The Unnamed

James Tierney





It was recently revealed by the Guardian newspaper that an Afghan inmate of the U.S. prison at Guantánamo Bay wrote his Pashtun verses by carving words onto the sides of styrofoam cups, which were routinely discarded. In time, paper and pens became available, two sheets of paper at a time, and on these, and those donated by fellow inmates, the man recorded by his own account 25,000 lines of poetry, most of which he says is still in the possession of the U.S. military. A clandestine distribution system of threaded pulleys was devised so that the verses satirizing the strange and brutal ways of their captors could be passed among the detainees, for pleasure.

◆ WRITTEN REQUEST
Retype the passage about the Guantánamo detainee's poetry in full, word for word. None of the records are needed here.

Bounding-box entries
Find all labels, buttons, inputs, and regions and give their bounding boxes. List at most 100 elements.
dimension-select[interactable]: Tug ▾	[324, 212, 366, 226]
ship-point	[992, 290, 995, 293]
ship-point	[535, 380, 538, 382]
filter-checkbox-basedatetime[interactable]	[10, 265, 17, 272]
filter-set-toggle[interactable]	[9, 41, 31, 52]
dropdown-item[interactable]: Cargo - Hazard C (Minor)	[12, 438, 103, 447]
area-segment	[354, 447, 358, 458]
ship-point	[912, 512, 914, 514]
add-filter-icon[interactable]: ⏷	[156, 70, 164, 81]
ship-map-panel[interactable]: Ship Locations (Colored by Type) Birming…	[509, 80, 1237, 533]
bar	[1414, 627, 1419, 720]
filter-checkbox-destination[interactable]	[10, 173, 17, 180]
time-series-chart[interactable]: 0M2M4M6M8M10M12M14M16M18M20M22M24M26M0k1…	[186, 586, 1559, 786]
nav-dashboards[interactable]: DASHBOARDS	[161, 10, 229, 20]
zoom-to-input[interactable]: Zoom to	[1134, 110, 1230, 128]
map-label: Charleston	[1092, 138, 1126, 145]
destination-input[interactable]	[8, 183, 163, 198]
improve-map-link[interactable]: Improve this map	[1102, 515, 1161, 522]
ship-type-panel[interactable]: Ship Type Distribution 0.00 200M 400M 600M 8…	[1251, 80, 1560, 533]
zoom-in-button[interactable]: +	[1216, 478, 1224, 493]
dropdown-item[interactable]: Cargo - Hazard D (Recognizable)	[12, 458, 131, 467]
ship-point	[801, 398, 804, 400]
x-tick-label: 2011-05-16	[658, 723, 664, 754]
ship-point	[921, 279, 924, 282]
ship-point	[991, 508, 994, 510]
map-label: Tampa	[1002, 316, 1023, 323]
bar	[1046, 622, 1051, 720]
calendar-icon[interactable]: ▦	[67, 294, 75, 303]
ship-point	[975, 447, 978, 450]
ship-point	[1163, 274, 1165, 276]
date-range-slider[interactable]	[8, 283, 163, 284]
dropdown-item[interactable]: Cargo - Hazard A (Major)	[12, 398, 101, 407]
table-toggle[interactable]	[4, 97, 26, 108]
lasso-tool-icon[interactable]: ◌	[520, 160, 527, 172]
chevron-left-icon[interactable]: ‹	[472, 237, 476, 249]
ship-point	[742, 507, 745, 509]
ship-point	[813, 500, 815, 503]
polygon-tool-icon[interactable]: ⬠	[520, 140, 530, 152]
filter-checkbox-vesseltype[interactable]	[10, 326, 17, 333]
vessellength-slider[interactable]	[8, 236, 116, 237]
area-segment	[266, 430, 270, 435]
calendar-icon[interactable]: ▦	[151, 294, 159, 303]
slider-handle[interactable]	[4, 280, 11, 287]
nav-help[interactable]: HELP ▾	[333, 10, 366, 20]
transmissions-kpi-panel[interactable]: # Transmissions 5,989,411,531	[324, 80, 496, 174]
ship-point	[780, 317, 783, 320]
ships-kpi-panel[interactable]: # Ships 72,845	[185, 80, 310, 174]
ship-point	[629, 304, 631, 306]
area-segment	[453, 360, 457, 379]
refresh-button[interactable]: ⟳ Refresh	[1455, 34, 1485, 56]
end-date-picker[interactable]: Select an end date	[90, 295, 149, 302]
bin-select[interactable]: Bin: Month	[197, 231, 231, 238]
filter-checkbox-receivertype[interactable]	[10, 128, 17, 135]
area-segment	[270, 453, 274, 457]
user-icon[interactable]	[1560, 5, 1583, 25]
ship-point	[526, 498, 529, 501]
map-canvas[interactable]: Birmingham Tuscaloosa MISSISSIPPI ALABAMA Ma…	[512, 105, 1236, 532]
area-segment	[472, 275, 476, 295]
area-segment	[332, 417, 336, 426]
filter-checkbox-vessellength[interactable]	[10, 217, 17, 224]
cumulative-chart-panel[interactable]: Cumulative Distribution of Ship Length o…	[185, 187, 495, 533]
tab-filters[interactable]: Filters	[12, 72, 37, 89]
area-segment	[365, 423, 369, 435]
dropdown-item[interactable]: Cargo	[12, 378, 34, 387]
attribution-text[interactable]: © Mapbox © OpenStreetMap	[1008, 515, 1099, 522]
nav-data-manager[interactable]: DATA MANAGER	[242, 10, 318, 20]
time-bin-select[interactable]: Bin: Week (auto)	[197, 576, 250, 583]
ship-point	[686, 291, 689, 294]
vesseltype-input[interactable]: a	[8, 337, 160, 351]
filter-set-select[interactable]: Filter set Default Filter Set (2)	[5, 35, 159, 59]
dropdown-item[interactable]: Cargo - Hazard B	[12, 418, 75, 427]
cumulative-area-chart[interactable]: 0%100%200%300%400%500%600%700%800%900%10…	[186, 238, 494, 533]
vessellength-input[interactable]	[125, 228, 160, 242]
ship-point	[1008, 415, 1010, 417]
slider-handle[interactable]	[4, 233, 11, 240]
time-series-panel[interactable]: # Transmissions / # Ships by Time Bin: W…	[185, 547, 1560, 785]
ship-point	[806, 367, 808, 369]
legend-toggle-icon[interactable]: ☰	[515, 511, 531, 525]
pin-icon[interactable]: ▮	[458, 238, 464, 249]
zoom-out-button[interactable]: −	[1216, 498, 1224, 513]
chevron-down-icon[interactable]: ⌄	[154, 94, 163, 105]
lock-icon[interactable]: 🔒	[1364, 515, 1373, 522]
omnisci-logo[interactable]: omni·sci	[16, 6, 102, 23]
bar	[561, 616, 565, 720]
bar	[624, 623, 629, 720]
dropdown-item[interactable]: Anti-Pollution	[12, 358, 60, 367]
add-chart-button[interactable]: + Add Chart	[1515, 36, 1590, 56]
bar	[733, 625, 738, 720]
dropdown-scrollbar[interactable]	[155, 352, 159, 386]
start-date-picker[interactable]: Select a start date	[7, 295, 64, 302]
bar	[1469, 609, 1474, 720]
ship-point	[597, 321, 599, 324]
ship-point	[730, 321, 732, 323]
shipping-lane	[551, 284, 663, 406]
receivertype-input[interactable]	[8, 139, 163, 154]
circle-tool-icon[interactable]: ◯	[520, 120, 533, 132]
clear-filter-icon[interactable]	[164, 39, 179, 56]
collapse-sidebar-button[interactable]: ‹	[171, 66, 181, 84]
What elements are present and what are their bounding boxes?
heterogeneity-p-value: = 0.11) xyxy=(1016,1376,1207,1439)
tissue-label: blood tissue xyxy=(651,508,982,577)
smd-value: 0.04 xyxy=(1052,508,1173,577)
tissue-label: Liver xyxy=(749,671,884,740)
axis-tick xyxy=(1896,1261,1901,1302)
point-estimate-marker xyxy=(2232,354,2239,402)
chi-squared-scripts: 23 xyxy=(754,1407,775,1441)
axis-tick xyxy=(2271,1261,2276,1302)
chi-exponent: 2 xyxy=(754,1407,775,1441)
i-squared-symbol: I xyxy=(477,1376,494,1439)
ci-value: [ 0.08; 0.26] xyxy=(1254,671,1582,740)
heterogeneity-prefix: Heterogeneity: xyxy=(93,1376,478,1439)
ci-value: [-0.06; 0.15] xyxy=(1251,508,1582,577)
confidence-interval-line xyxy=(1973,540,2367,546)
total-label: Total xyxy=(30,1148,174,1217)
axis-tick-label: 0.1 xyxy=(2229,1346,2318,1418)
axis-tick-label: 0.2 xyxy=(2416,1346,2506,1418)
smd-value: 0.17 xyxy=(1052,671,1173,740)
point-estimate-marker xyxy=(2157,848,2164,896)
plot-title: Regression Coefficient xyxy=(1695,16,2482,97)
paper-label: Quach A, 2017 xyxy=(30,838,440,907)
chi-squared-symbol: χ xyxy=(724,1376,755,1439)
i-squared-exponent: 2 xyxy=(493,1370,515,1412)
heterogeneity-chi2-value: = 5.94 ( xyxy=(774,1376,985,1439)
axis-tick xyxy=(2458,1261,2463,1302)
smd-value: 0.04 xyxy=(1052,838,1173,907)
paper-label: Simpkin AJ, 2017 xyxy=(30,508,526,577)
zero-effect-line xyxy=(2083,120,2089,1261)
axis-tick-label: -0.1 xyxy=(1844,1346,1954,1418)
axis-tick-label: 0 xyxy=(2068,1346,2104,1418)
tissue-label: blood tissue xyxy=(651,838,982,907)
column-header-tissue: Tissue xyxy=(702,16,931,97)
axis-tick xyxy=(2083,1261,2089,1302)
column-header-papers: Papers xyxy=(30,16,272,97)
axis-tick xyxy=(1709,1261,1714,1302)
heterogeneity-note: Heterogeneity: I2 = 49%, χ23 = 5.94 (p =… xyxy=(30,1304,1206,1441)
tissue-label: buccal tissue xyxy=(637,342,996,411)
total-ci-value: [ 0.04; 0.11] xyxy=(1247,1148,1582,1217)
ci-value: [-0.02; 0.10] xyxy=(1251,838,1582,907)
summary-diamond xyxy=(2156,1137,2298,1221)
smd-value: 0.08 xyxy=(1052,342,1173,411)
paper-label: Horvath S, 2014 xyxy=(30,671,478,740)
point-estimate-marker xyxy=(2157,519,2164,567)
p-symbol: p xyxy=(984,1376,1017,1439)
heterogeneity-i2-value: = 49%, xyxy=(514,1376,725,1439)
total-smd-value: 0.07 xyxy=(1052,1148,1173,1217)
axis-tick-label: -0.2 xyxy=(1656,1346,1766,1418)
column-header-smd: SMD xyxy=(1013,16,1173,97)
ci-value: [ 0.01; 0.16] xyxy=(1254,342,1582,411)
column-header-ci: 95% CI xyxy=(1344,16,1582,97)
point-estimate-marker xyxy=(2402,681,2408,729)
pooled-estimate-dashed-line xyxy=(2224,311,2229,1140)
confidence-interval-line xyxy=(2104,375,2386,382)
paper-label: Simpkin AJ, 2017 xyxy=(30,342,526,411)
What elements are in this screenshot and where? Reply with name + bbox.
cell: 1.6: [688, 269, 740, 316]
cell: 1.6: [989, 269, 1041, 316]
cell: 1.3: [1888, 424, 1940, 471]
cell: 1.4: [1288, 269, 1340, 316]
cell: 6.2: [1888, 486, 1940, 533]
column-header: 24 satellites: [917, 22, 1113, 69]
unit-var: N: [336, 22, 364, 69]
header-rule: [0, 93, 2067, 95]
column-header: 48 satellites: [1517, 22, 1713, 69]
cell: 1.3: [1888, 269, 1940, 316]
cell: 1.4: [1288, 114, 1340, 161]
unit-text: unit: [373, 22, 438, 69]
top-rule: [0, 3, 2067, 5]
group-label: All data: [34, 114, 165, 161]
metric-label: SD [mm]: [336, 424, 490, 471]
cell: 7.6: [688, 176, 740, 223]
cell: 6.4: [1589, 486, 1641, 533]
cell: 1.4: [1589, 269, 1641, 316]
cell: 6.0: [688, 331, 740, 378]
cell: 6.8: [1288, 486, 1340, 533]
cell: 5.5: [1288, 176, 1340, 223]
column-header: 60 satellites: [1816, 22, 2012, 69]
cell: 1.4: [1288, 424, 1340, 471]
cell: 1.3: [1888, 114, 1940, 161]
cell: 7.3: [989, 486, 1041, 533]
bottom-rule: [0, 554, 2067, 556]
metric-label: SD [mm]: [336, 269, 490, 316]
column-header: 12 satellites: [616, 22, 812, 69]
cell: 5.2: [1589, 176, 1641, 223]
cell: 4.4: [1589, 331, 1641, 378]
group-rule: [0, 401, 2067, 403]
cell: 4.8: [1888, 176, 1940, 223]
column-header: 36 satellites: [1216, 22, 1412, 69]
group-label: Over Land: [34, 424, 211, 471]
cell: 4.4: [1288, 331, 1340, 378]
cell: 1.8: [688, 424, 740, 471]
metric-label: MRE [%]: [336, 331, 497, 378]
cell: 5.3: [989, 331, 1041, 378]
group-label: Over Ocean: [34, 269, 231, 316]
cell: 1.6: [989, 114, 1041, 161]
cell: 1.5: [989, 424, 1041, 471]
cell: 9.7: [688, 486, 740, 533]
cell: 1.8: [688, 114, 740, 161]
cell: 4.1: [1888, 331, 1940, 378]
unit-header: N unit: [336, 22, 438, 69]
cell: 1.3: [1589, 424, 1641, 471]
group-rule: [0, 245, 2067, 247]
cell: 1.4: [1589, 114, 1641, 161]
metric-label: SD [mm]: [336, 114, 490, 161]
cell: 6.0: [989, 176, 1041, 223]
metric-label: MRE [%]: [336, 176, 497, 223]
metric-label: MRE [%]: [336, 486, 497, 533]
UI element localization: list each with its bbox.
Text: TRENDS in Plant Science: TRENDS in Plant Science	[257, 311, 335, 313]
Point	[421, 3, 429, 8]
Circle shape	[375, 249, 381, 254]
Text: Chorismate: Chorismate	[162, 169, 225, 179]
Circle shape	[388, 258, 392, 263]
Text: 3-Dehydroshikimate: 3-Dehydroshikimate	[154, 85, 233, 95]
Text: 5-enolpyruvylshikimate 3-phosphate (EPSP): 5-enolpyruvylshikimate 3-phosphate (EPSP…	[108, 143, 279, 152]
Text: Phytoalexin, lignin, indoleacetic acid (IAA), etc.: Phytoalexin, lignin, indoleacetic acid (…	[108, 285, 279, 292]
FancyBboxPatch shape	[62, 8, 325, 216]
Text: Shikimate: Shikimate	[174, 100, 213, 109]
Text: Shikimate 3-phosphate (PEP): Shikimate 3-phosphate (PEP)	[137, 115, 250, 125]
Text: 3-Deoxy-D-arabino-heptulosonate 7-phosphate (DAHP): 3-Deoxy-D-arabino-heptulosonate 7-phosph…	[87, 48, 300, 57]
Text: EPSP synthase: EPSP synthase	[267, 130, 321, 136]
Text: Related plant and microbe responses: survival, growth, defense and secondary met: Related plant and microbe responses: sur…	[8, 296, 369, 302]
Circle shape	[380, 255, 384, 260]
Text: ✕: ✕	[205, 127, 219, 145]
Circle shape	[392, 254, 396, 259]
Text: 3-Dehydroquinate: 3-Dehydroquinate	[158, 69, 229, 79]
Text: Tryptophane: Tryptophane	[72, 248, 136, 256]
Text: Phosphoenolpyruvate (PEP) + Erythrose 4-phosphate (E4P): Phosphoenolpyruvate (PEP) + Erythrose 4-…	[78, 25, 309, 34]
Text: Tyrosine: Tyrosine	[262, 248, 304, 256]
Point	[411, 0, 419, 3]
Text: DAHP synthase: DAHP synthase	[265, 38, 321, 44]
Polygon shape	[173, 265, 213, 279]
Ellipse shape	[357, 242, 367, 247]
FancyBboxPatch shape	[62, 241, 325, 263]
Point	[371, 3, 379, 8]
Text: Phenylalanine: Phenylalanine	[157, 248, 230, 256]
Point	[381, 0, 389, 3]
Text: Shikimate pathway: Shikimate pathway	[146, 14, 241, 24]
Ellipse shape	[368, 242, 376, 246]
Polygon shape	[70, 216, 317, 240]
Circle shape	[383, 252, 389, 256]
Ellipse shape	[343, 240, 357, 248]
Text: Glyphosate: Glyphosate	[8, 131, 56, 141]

◆ FINAL ANSWER
The Unnamed

James Tierney





It was recently revealed by the Guardian newspaper that an Afghan inmate of the U.S. prison at Guantánamo Bay wrote his Pashtun verses by carving words onto the sides of styrofoam cups, which were routinely discarded. In time, paper and pens became available, two sheets of paper at a time, and on these, and those donated by fellow inmates, the man recorded by his own account 25,000 lines of poetry, most of which he says is still in the possession of the U.S. military. A clandestine distribution system of threaded pulleys was devised so that the verses satirizing the strange and brutal ways of their captors could be passed among the detainees, for pleasure.